**Provided records:**
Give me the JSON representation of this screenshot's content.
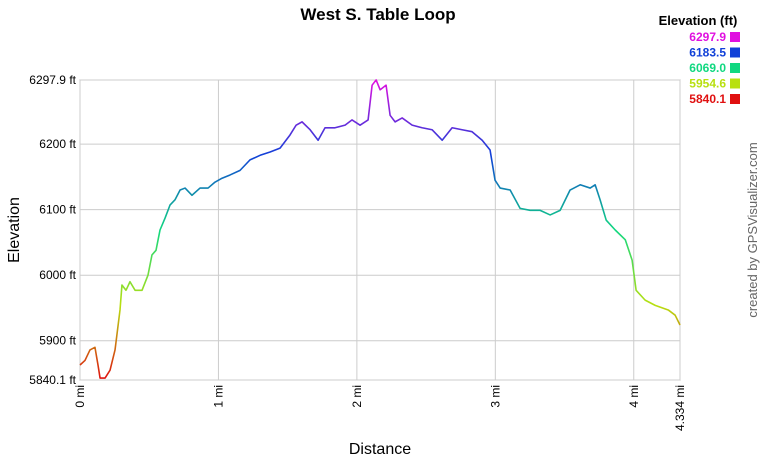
{
  "chart_data": {
    "type": "line",
    "title": "West S. Table Loop",
    "x_label": "Distance",
    "y_label": "Elevation",
    "credit": "created by GPSVisualizer.com",
    "legend": {
      "title": "Elevation (ft)",
      "entries": [
        {
          "value": 6297.9,
          "label": "6297.9",
          "color": "#e010e0"
        },
        {
          "value": 6183.5,
          "label": "6183.5",
          "color": "#1040d8"
        },
        {
          "value": 6069,
          "label": "6069.0",
          "color": "#10d880"
        },
        {
          "value": 5954.6,
          "label": "5954.6",
          "color": "#b8e010"
        },
        {
          "value": 5840.1,
          "label": "5840.1",
          "color": "#e01010"
        }
      ]
    },
    "grid": true,
    "xlim": [
      0,
      4.334
    ],
    "ylim": [
      5840.1,
      6297.9
    ],
    "xticks": [
      {
        "value": 0,
        "label": "0 mi"
      },
      {
        "value": 1,
        "label": "1 mi"
      },
      {
        "value": 2,
        "label": "2 mi"
      },
      {
        "value": 3,
        "label": "3 mi"
      },
      {
        "value": 4,
        "label": "4 mi"
      },
      {
        "value": 4.334,
        "label": "4.334 mi"
      }
    ],
    "yticks": [
      {
        "value": 6297.9,
        "label": "6297.9 ft"
      },
      {
        "value": 6200,
        "label": "6200 ft"
      },
      {
        "value": 6100,
        "label": "6100 ft"
      },
      {
        "value": 6000,
        "label": "6000 ft"
      },
      {
        "value": 5900,
        "label": "5900 ft"
      },
      {
        "value": 5840.1,
        "label": "5840.1 ft"
      }
    ],
    "x": [
      0,
      0.036,
      0.072,
      0.108,
      0.13,
      0.145,
      0.181,
      0.217,
      0.253,
      0.289,
      0.303,
      0.332,
      0.361,
      0.398,
      0.448,
      0.491,
      0.52,
      0.549,
      0.578,
      0.614,
      0.65,
      0.686,
      0.723,
      0.759,
      0.809,
      0.867,
      0.925,
      0.975,
      1.026,
      1.084,
      1.156,
      1.228,
      1.301,
      1.373,
      1.445,
      1.517,
      1.561,
      1.604,
      1.662,
      1.72,
      1.77,
      1.842,
      1.915,
      1.965,
      2.023,
      2.081,
      2.11,
      2.139,
      2.168,
      2.211,
      2.24,
      2.276,
      2.327,
      2.399,
      2.471,
      2.543,
      2.616,
      2.688,
      2.76,
      2.832,
      2.905,
      2.962,
      2.998,
      3.035,
      3.107,
      3.179,
      3.251,
      3.324,
      3.396,
      3.468,
      3.54,
      3.613,
      3.685,
      3.721,
      3.757,
      3.801,
      3.866,
      3.939,
      3.988,
      4.017,
      4.082,
      4.155,
      4.249,
      4.299,
      4.334
    ],
    "values": [
      5863,
      5870,
      5886,
      5890,
      5863,
      5843,
      5843,
      5855,
      5886,
      5947,
      5985,
      5977,
      5990,
      5977,
      5977,
      6000,
      6031,
      6038,
      6069,
      6087,
      6107,
      6115,
      6130,
      6133,
      6122,
      6133,
      6133,
      6142,
      6148,
      6153,
      6160,
      6176,
      6183,
      6188,
      6194,
      6214,
      6229,
      6234,
      6222,
      6206,
      6225,
      6225,
      6229,
      6237,
      6229,
      6237,
      6290,
      6298,
      6283,
      6290,
      6244,
      6234,
      6240,
      6229,
      6225,
      6222,
      6206,
      6225,
      6222,
      6219,
      6206,
      6191,
      6145,
      6133,
      6130,
      6102,
      6099,
      6099,
      6092,
      6099,
      6130,
      6138,
      6133,
      6138,
      6115,
      6084,
      6069,
      6054,
      6023,
      5977,
      5962,
      5954,
      5947,
      5939,
      5924
    ]
  }
}
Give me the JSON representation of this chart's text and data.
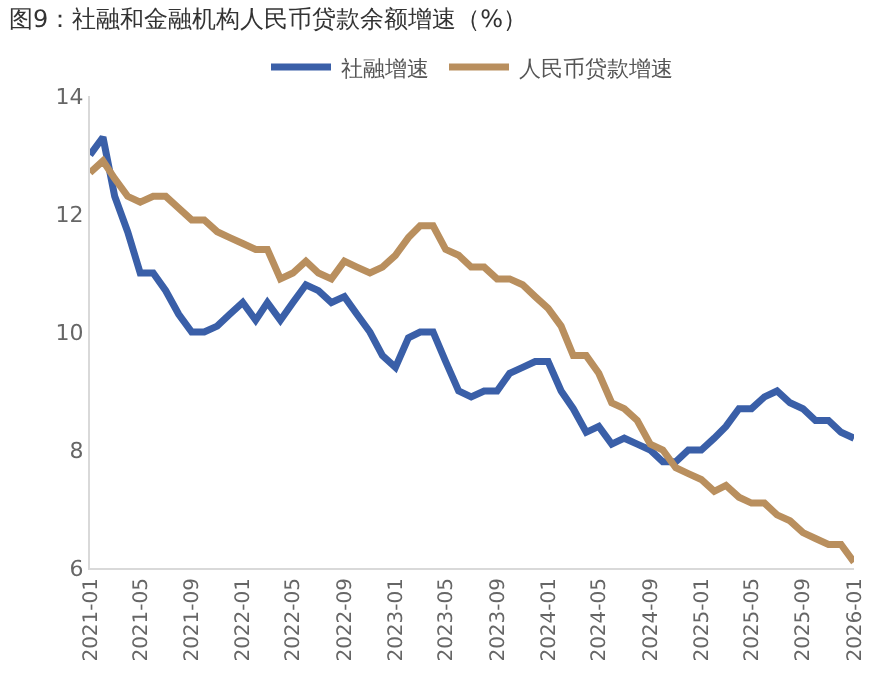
{
  "chart_data": {
    "type": "line",
    "title": "图9：社融和金融机构人民币贷款余额增速（%）",
    "x": [
      "2021-01",
      "2021-02",
      "2021-03",
      "2021-04",
      "2021-05",
      "2021-06",
      "2021-07",
      "2021-08",
      "2021-09",
      "2021-10",
      "2021-11",
      "2021-12",
      "2022-01",
      "2022-02",
      "2022-03",
      "2022-04",
      "2022-05",
      "2022-06",
      "2022-07",
      "2022-08",
      "2022-09",
      "2022-10",
      "2022-11",
      "2022-12",
      "2023-01",
      "2023-02",
      "2023-03",
      "2023-04",
      "2023-05",
      "2023-06",
      "2023-07",
      "2023-08",
      "2023-09",
      "2023-10",
      "2023-11",
      "2023-12",
      "2024-01",
      "2024-02",
      "2024-03",
      "2024-04",
      "2024-05",
      "2024-06",
      "2024-07",
      "2024-08",
      "2024-09",
      "2024-10",
      "2024-11",
      "2024-12",
      "2025-01",
      "2025-02",
      "2025-03",
      "2025-04",
      "2025-05",
      "2025-06",
      "2025-07",
      "2025-08",
      "2025-09",
      "2025-10",
      "2025-11",
      "2025-12",
      "2026-01"
    ],
    "series": [
      {
        "name": "社融增速",
        "color": "#3a5fa8",
        "values": [
          13.0,
          13.3,
          12.3,
          11.7,
          11.0,
          11.0,
          10.7,
          10.3,
          10.0,
          10.0,
          10.1,
          10.3,
          10.5,
          10.2,
          10.5,
          10.2,
          10.5,
          10.8,
          10.7,
          10.5,
          10.6,
          10.3,
          10.0,
          9.6,
          9.4,
          9.9,
          10.0,
          10.0,
          9.5,
          9.0,
          8.9,
          9.0,
          9.0,
          9.3,
          9.4,
          9.5,
          9.5,
          9.0,
          8.7,
          8.3,
          8.4,
          8.1,
          8.2,
          8.1,
          8.0,
          7.8,
          7.8,
          8.0,
          8.0,
          8.2,
          8.4,
          8.7,
          8.7,
          8.9,
          9.0,
          8.8,
          8.7,
          8.5,
          8.5,
          8.3,
          8.2
        ]
      },
      {
        "name": "人民币贷款增速",
        "color": "#b98f5e",
        "values": [
          12.7,
          12.9,
          12.6,
          12.3,
          12.2,
          12.3,
          12.3,
          12.1,
          11.9,
          11.9,
          11.7,
          11.6,
          11.5,
          11.4,
          11.4,
          10.9,
          11.0,
          11.2,
          11.0,
          10.9,
          11.2,
          11.1,
          11.0,
          11.1,
          11.3,
          11.6,
          11.8,
          11.8,
          11.4,
          11.3,
          11.1,
          11.1,
          10.9,
          10.9,
          10.8,
          10.6,
          10.4,
          10.1,
          9.6,
          9.6,
          9.3,
          8.8,
          8.7,
          8.5,
          8.1,
          8.0,
          7.7,
          7.6,
          7.5,
          7.3,
          7.4,
          7.2,
          7.1,
          7.1,
          6.9,
          6.8,
          6.6,
          6.5,
          6.4,
          6.4,
          6.1
        ]
      }
    ],
    "xlim": [
      "2021-01",
      "2026-01"
    ],
    "xticks": [
      "2021-01",
      "2021-05",
      "2021-09",
      "2022-01",
      "2022-05",
      "2022-09",
      "2023-01",
      "2023-05",
      "2023-09",
      "2024-01",
      "2024-05",
      "2024-09",
      "2025-01",
      "2025-05",
      "2025-09",
      "2026-01"
    ],
    "ylim": [
      6,
      14
    ],
    "yticks": [
      6,
      8,
      10,
      12,
      14
    ],
    "grid": false,
    "legend": "top",
    "marker": "none",
    "line_style": "solid"
  }
}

**Task directions:** Go through the listing above and pull out each line containing the word "Elevation".

**The solution:**
    "y_label": "Elevation",
      "title": "Elevation (ft)",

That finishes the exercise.